Start of Provided records
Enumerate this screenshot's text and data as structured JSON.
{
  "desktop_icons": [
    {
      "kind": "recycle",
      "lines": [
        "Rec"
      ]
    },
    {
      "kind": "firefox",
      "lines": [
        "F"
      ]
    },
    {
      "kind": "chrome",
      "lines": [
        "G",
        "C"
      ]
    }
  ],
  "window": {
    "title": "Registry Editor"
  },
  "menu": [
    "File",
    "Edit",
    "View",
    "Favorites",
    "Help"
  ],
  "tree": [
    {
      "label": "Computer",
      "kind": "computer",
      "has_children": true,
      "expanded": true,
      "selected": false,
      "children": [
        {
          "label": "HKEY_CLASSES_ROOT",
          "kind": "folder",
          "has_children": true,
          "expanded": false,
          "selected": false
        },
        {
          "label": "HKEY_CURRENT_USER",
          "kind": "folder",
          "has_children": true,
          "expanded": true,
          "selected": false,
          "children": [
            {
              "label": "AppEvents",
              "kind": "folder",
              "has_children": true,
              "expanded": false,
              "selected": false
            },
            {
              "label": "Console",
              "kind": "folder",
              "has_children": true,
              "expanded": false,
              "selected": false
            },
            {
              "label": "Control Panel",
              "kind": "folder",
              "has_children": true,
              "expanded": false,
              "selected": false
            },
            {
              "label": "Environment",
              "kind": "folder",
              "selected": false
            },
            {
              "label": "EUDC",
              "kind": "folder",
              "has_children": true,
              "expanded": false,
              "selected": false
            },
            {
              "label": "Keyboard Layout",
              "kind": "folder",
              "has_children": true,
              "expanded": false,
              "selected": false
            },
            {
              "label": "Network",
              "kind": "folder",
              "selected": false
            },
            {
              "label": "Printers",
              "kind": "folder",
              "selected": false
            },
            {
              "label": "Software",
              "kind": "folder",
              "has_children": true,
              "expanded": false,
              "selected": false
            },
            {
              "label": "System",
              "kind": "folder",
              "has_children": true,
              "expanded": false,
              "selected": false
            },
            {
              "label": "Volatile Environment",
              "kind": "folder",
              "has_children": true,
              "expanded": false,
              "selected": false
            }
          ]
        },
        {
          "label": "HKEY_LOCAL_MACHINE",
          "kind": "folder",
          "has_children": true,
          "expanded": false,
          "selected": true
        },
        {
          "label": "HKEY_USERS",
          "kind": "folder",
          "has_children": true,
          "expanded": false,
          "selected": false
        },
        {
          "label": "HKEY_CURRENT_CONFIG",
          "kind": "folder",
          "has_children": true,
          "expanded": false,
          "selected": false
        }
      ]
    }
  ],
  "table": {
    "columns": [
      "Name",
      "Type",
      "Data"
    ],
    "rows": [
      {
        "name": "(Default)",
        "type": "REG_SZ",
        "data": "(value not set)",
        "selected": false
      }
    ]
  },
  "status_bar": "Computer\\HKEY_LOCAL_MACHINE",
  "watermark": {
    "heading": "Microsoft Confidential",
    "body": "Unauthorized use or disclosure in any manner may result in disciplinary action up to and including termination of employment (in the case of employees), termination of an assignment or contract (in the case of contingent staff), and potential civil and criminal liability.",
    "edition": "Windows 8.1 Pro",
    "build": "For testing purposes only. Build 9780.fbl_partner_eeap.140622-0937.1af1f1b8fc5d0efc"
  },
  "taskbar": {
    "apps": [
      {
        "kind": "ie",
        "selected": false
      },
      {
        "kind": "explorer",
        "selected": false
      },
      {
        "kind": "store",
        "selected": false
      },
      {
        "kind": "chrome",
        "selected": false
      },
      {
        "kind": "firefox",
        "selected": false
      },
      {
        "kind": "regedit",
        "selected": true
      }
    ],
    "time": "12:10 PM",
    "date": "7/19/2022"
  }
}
End of Provided records
[Problem requirements]
Collect every line from the records above that contains the word "Environment".

[Reply]
              "label": "Environment",
              "label": "Volatile Environment",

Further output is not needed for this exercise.